## Problem to solve
Return a copy of every line in the records that includes the word "организации".
-- Start of Exercise materials --
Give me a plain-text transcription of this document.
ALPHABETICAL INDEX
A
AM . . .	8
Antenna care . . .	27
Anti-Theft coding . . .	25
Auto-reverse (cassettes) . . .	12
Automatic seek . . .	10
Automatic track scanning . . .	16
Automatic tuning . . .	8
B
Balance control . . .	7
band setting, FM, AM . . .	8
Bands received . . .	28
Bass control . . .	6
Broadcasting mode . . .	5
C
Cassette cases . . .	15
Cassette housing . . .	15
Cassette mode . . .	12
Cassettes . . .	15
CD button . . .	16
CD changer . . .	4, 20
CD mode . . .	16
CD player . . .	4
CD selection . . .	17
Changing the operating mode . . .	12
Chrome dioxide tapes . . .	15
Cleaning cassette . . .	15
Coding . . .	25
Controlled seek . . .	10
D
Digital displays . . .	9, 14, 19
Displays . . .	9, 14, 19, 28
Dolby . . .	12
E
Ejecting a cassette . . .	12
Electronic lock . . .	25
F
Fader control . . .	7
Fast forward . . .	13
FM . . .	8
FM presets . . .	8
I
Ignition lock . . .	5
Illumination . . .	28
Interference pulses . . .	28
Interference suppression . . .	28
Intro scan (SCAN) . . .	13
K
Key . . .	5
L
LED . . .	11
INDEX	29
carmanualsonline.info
-- End of Exercise materials --
-- Start of Exercise materials --
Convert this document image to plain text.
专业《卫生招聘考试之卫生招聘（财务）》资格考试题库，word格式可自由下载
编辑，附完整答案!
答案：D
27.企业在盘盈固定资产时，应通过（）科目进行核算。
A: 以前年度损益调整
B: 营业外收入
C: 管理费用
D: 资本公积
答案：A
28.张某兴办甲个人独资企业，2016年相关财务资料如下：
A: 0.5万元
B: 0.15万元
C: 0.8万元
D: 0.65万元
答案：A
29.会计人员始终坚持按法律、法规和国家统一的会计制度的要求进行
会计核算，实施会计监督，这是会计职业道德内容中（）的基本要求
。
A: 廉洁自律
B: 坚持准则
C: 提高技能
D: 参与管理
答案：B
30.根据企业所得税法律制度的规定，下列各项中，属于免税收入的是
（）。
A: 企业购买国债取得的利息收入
-- End of Exercise materials --
-- Start of Exercise materials --
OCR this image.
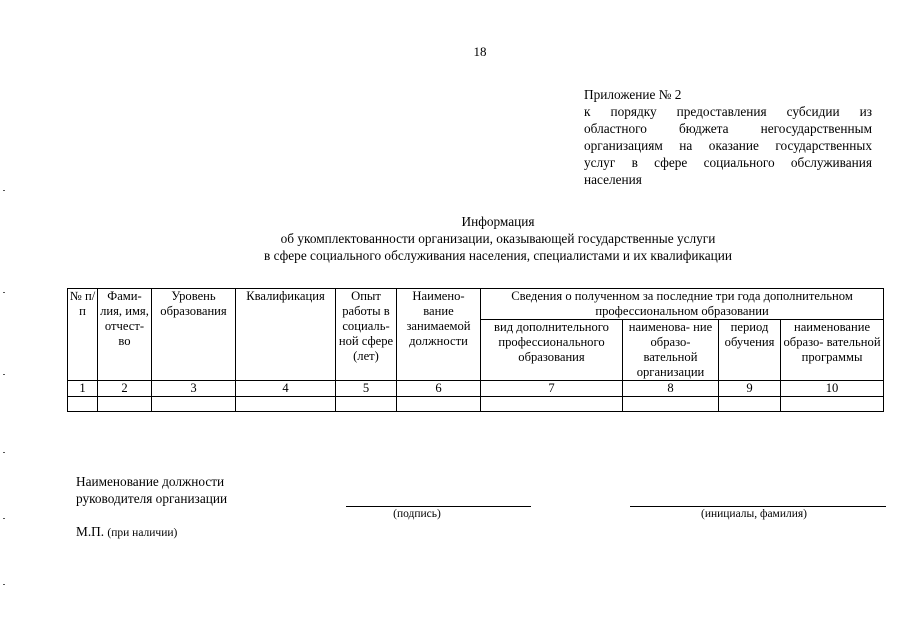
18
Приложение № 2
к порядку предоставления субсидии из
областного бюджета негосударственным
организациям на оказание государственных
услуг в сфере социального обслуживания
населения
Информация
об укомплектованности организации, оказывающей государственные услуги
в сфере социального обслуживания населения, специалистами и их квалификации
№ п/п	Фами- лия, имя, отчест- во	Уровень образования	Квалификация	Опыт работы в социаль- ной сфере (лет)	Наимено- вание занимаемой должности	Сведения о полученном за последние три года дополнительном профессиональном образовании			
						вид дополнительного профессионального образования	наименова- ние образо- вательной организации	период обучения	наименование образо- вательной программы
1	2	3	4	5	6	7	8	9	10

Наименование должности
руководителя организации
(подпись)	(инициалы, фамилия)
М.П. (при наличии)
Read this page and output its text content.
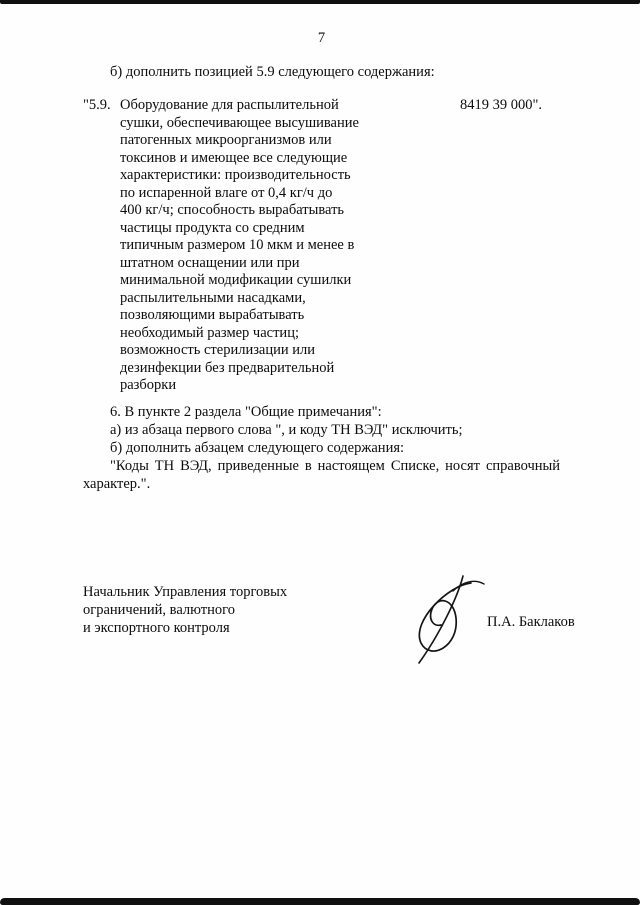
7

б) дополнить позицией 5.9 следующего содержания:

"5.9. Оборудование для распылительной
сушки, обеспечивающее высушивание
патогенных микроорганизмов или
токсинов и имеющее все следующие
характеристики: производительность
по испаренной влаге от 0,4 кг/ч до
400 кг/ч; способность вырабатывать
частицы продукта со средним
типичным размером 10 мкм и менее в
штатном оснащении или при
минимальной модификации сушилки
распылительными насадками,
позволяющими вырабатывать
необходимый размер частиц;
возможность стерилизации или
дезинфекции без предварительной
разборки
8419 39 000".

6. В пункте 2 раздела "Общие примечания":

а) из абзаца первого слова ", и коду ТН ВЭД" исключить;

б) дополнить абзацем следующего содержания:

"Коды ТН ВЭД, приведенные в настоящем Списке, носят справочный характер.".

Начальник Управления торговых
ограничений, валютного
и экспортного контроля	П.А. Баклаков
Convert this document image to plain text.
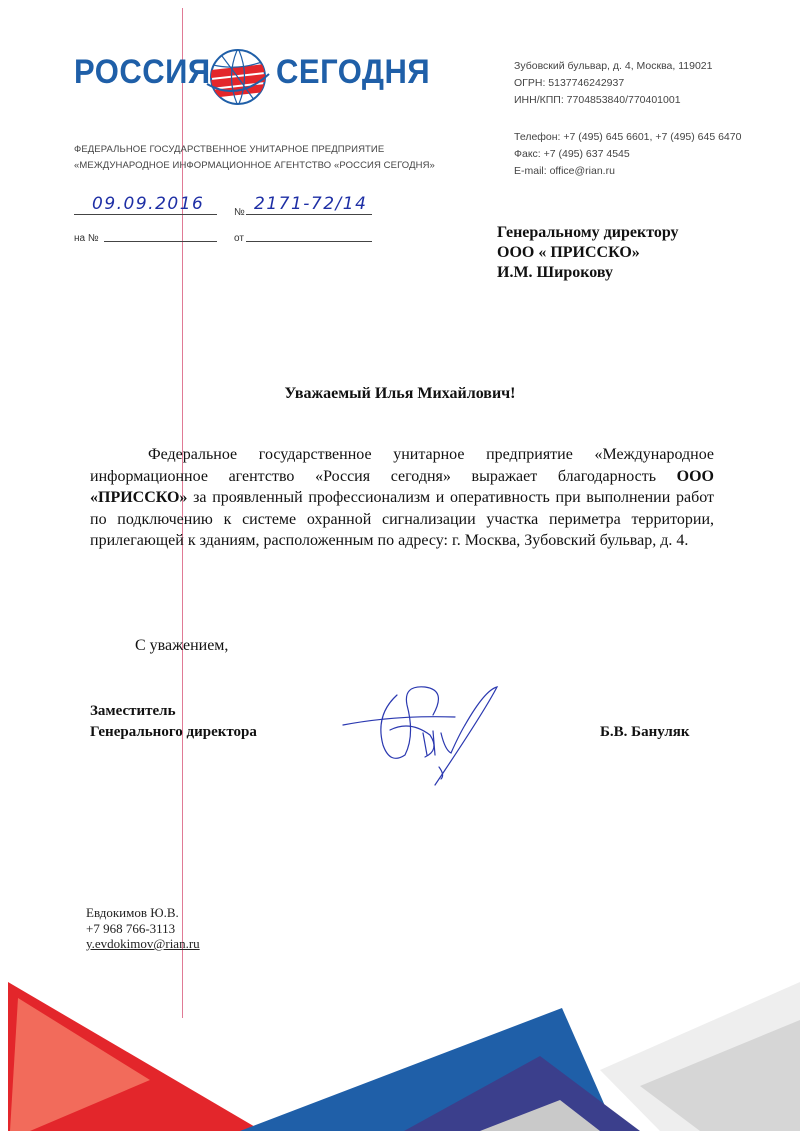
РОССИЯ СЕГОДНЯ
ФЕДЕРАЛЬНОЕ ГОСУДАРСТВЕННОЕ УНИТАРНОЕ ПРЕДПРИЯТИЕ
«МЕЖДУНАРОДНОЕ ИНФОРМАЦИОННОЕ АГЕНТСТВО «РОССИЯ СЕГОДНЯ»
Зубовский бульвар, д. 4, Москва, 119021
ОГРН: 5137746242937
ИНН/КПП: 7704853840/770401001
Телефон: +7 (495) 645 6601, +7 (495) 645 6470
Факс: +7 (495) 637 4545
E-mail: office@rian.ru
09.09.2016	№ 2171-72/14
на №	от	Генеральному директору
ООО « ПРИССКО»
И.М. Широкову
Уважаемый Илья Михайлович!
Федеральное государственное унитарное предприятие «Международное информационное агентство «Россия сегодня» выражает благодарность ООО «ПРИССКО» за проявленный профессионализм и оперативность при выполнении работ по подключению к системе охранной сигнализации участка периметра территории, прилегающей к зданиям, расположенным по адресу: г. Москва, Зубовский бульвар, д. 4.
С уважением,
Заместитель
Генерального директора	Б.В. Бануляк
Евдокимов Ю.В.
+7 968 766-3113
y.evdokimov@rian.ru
-- End of Exercise materials --
## Response to the exercise
об укомплектованности организации, оказывающей государственные услуги
						вид дополнительного профессионального образования	наименова- ние образо- вательной организации	период обучения	наименование образо- вательной программы
руководителя организации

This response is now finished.